Identifying the clinicians who are excited to test this new technology, and compensating their time spent on product testing, is an important part of AI implementation. Asking frontline clinicians to care for a full patient load while trialing tools that may never be adopted is unsustainable and will limit adoption, since there are only so many new AI tools frontline clinicians are willing to learn and abandon. Many clinicians want to be more involved in AI and don’t have a direct path in their health systems. There’s a great opportunity to capitalize on this interest with targeted users and recognition of their contributions. In the rollout stage, feedback loops between end-users and leadership should be short and meaningful. Knowing that a suggestion will be taken seriously encourages real engagement.
And finally, you can’t measure success if you don’t understand the current state. If a health system doesn’t know how well it’s performing today, it won’t be able to tell whether the AI tool is benefitting patients after implementation.
Q: Many health systems, especially those outside large academic centers, face resource constraints and limited AI expertise. What practical steps can they take to establish meaningful AI governance processes without overextending?
I work in a rural hospital, so I see this up close. Interestingly, some smaller or independent health systems are actually more agile than large academic centers. They often have flatter hierarchies and tighter feedback loops between clinicians and administration, which can lead to faster, better-aligned product choice and implementation.

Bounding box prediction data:
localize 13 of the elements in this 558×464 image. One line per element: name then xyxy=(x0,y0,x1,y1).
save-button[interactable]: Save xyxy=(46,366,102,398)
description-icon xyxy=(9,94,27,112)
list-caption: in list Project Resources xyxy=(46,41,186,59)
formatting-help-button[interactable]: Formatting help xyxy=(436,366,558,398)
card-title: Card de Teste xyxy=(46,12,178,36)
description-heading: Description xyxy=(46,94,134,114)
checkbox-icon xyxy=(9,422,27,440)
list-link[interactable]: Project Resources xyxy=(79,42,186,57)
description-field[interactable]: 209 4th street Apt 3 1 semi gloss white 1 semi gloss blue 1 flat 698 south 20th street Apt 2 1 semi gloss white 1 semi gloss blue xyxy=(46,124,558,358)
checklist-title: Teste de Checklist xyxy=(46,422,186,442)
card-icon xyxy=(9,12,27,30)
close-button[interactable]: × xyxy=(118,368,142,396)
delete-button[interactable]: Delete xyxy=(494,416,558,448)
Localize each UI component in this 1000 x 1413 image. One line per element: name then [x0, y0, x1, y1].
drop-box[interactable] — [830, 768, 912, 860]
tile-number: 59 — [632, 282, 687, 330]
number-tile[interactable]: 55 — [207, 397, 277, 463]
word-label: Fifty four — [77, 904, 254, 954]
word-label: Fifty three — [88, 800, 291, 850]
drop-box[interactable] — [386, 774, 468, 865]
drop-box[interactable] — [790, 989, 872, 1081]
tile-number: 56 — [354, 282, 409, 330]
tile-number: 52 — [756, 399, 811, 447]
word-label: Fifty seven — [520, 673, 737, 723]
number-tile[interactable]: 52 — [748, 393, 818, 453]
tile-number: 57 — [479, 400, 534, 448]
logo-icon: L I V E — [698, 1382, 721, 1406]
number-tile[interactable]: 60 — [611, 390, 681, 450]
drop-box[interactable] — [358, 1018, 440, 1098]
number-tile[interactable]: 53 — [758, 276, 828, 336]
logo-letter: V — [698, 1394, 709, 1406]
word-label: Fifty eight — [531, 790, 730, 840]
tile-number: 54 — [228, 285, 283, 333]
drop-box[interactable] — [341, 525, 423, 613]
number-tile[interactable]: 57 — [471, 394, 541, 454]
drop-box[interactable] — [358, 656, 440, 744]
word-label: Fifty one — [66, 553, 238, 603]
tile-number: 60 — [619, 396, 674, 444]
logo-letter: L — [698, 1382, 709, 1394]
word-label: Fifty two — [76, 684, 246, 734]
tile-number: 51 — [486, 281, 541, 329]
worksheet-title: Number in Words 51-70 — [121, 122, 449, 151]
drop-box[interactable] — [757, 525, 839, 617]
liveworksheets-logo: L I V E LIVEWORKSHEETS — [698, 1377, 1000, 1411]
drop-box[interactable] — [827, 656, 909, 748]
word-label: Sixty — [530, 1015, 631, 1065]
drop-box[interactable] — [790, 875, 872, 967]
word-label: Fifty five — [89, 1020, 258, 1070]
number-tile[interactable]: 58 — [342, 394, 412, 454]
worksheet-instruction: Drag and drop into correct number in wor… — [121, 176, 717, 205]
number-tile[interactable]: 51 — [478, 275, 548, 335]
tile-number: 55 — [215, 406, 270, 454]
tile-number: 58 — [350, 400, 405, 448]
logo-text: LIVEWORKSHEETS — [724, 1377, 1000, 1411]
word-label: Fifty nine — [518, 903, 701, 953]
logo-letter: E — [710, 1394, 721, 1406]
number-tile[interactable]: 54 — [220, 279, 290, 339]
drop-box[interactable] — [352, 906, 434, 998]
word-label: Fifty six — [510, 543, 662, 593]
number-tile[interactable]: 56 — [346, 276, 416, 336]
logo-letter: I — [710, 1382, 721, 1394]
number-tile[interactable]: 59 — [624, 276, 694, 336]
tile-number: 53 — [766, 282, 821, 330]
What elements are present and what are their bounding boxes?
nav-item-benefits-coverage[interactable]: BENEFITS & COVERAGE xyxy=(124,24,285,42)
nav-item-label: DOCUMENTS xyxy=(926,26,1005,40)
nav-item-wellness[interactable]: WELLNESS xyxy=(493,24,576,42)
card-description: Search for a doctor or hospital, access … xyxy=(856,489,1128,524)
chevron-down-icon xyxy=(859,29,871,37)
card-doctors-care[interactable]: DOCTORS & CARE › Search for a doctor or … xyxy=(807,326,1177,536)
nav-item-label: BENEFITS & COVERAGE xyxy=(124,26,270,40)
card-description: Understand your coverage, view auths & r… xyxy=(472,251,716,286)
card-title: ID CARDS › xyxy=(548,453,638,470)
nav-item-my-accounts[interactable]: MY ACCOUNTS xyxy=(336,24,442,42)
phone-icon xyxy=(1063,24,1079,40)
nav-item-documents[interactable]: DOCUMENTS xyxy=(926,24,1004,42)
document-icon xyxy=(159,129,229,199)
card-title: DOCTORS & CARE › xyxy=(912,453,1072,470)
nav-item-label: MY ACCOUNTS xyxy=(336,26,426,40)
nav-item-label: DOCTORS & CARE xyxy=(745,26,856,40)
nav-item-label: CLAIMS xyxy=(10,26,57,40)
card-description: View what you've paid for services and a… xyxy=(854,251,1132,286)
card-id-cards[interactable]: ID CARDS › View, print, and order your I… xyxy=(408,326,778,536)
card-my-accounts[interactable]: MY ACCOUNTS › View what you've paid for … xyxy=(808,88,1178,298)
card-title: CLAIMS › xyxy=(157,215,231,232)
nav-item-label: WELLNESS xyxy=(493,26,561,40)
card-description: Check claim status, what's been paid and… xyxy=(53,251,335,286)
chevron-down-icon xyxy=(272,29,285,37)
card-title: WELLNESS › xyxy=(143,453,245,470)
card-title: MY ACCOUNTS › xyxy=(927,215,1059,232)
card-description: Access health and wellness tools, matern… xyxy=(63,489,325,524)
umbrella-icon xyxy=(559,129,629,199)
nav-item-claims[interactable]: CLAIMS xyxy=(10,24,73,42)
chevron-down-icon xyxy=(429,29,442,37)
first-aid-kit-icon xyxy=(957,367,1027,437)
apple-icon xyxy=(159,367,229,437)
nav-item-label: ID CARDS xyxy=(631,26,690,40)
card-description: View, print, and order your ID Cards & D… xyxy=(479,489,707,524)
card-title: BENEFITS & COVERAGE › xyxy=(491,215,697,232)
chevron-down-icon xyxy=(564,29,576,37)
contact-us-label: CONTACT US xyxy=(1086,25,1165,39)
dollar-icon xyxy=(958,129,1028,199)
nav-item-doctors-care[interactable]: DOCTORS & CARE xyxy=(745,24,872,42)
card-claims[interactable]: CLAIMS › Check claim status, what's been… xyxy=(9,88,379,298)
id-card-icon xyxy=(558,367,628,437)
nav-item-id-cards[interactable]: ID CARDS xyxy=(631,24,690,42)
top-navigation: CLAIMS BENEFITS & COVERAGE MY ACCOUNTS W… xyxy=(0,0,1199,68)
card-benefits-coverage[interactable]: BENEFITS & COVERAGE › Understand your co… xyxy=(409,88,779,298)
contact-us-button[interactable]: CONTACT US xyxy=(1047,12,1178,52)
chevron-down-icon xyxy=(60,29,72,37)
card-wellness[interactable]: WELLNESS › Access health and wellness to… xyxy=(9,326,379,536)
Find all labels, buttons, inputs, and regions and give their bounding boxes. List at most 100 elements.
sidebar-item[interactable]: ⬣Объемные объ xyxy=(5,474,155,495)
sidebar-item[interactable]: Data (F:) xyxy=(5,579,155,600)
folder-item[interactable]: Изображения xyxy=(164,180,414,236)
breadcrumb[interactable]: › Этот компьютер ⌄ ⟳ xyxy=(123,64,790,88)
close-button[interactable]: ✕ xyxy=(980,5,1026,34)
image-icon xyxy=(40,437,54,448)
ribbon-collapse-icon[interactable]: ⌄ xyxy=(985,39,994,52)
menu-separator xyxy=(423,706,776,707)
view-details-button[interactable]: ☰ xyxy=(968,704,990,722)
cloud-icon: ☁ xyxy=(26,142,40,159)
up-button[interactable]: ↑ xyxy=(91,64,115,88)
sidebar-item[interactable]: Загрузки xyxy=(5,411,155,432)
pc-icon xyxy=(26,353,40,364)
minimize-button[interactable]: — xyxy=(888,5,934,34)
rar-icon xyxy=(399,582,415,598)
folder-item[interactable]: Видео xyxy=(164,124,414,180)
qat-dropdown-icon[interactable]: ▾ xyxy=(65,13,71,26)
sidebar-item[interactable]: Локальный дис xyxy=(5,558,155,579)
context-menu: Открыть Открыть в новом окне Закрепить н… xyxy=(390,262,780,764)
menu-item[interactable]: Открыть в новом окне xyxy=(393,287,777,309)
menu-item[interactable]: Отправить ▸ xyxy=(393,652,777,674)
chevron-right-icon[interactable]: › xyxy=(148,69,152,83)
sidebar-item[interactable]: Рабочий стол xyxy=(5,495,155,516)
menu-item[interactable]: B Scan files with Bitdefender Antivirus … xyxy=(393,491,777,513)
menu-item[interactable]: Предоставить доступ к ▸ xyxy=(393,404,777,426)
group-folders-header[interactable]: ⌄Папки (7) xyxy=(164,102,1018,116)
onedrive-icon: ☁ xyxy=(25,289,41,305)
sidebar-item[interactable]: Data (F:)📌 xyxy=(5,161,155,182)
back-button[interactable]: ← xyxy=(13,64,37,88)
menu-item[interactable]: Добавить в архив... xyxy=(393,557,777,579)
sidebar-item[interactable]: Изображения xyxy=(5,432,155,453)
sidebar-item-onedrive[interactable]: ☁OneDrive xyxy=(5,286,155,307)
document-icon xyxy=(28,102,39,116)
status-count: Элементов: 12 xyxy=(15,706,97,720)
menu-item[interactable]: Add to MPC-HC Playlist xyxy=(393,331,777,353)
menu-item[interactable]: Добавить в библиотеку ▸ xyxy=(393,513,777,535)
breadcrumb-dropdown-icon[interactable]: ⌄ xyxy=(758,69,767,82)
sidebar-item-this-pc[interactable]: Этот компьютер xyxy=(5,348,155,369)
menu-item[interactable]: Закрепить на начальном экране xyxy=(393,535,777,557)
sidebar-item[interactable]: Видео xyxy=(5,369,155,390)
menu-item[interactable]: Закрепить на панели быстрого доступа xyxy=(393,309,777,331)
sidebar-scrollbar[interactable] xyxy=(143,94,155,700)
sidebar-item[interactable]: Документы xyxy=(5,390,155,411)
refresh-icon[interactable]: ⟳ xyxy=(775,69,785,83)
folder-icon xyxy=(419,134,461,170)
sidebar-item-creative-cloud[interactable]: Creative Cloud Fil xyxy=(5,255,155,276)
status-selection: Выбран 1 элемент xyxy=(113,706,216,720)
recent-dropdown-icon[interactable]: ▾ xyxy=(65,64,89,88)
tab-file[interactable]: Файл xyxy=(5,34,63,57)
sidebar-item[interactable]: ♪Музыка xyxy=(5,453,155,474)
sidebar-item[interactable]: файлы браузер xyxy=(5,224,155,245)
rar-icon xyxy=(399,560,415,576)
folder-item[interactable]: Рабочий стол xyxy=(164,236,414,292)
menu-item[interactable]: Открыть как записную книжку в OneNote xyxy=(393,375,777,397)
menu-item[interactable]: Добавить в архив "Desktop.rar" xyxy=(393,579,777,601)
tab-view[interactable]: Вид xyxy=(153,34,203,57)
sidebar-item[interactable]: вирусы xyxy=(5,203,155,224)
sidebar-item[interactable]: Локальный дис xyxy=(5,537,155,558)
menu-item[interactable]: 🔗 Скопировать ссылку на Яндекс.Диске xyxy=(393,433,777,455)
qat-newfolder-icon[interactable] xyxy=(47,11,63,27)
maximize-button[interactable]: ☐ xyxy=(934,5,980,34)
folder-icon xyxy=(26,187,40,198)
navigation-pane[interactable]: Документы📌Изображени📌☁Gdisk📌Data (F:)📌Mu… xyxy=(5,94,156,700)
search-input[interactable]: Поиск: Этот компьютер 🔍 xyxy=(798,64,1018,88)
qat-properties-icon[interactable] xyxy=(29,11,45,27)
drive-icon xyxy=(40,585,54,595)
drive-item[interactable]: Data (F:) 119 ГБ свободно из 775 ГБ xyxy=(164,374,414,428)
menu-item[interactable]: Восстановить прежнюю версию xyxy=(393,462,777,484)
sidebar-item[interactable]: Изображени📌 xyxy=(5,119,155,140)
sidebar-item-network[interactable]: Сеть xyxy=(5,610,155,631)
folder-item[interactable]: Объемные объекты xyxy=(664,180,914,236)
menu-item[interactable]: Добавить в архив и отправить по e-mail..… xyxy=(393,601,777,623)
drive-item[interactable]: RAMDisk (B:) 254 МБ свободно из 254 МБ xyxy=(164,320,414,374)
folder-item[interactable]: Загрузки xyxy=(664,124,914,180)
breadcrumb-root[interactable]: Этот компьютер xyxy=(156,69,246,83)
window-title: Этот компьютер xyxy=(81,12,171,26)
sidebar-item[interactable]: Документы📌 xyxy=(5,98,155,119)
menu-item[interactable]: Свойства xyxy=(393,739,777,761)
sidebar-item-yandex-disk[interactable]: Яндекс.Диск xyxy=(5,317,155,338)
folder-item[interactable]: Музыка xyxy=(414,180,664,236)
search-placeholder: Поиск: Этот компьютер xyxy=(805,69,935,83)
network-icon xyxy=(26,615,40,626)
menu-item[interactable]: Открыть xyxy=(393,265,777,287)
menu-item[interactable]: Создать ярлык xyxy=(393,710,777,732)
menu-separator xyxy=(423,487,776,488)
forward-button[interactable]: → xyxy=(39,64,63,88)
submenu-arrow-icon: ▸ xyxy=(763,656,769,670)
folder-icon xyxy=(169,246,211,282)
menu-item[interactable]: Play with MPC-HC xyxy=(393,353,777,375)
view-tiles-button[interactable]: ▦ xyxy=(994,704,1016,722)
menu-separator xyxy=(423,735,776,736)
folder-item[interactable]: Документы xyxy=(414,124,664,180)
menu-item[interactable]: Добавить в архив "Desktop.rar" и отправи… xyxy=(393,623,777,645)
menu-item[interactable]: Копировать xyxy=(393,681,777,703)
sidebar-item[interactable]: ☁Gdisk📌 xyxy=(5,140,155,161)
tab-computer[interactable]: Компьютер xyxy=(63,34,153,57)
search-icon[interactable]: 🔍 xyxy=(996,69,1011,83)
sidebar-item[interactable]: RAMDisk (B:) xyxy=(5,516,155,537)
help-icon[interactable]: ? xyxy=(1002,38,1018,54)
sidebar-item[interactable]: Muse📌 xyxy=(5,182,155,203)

» Exercise
Copy out the full text above about bringing AI tools into health systems, without changing a word.

» Written solution
Identifying the clinicians who are excited to test this new technology, and compensating their time spent on product testing, is an important part of AI implementation. Asking frontline clinicians to care for a full patient load while trialing tools that may never be adopted is unsustainable and will limit adoption, since there are only so many new AI tools frontline clinicians are willing to learn and abandon. Many clinicians want to be more involved in AI and don’t have a direct path in their health systems. There’s a great opportunity to capitalize on this interest with targeted users and recognition of their contributions. In the rollout stage, feedback loops between end-users and leadership should be short and meaningful. Knowing that a suggestion will be taken seriously encourages real engagement.
And finally, you can’t measure success if you don’t understand the current state. If a health system doesn’t know how well it’s performing today, it won’t be able to tell whether the AI tool is benefitting patients after implementation.
Q: Many health systems, especially those outside large academic centers, face resource constraints and limited AI expertise. What practical steps can they take to establish meaningful AI governance processes without overextending?
I work in a rural hospital, so I see this up close. Interestingly, some smaller or independent health systems are actually more agile than large academic centers. They often have flatter hierarchies and tighter feedback loops between clinicians and administration, which can lead to faster, better-aligned product choice and implementation.